THE TASK: Format the lines of the listing below as a Markdown table with columns headed Number and Entry, starting with the line containing "What elements are" and going on through the line containing "heatmap-cell (397, 277, 404, 283)", and leaving out any blank lines.

PROVIDED ENTRIES:
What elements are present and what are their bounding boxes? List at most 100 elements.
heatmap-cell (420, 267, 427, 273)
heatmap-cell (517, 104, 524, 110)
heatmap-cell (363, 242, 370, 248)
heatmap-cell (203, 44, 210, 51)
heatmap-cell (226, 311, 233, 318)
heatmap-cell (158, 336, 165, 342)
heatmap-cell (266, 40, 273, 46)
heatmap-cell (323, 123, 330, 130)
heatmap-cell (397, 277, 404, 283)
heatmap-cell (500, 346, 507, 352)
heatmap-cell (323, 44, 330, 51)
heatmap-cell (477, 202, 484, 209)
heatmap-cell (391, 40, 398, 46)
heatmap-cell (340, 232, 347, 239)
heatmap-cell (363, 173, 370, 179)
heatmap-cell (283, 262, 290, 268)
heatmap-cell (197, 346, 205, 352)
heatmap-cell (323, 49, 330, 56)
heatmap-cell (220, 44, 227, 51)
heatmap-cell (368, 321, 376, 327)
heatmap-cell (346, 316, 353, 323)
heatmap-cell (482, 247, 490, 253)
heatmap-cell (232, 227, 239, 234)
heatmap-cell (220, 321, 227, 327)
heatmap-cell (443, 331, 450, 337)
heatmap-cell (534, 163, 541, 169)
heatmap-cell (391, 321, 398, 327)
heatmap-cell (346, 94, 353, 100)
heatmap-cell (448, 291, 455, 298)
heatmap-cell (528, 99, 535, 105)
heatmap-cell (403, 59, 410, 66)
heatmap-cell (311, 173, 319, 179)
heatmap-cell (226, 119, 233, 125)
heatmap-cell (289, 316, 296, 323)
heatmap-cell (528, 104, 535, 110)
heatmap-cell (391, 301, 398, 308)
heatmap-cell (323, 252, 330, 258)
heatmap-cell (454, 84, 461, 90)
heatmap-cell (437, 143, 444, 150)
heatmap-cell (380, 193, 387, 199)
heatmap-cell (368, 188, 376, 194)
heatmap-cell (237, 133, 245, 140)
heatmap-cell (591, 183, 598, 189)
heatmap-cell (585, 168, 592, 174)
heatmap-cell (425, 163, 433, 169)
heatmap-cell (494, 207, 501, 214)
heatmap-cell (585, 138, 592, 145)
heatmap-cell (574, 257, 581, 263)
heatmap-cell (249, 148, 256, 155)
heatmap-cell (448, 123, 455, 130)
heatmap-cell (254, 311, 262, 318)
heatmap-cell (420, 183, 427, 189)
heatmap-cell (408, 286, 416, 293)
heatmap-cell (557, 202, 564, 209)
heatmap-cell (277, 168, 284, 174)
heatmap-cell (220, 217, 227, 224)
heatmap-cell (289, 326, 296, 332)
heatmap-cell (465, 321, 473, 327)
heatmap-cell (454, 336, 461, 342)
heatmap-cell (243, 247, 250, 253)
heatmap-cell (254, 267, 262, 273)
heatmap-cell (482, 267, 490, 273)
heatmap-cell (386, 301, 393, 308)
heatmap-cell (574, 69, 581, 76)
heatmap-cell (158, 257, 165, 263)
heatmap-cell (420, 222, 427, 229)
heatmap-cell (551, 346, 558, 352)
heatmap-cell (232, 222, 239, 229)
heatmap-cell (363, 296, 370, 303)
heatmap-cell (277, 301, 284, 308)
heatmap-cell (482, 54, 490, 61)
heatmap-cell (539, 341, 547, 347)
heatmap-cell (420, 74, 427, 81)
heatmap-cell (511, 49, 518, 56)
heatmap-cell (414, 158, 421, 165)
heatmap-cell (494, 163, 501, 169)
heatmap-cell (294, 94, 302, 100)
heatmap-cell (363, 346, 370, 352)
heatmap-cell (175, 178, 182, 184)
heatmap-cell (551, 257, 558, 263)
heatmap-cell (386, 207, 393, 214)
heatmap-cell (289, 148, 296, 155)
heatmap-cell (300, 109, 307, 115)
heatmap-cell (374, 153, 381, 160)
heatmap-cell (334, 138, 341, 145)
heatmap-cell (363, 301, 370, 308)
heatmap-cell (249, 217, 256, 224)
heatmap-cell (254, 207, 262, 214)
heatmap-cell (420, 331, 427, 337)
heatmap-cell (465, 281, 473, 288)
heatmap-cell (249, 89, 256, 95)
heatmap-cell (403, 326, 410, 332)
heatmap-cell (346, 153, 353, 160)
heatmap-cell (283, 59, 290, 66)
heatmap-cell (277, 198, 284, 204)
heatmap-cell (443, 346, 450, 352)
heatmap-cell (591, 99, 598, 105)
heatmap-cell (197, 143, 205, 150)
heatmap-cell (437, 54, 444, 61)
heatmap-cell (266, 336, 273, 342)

---

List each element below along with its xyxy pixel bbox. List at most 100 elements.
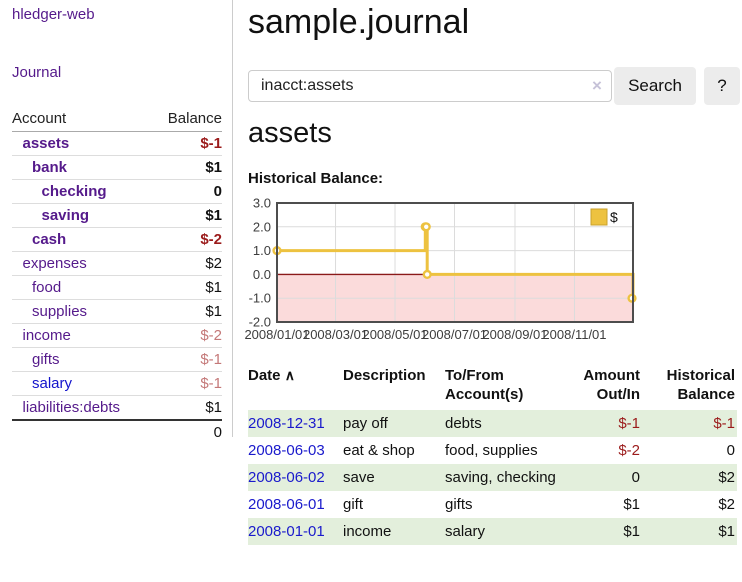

FINAL ANSWER:
| Number | Entry |
|---|---|
| 1 | What elements are present and what are their bounding boxes? List at most 100 elements. |
| 2 | heatmap-cell (420, 267, 427, 273) |
| 3 | heatmap-cell (517, 104, 524, 110) |
| 4 | heatmap-cell (363, 242, 370, 248) |
| 5 | heatmap-cell (203, 44, 210, 51) |
| 6 | heatmap-cell (226, 311, 233, 318) |
| 7 | heatmap-cell (158, 336, 165, 342) |
| 8 | heatmap-cell (266, 40, 273, 46) |
| 9 | heatmap-cell (323, 123, 330, 130) |
| 10 | heatmap-cell (397, 277, 404, 283) |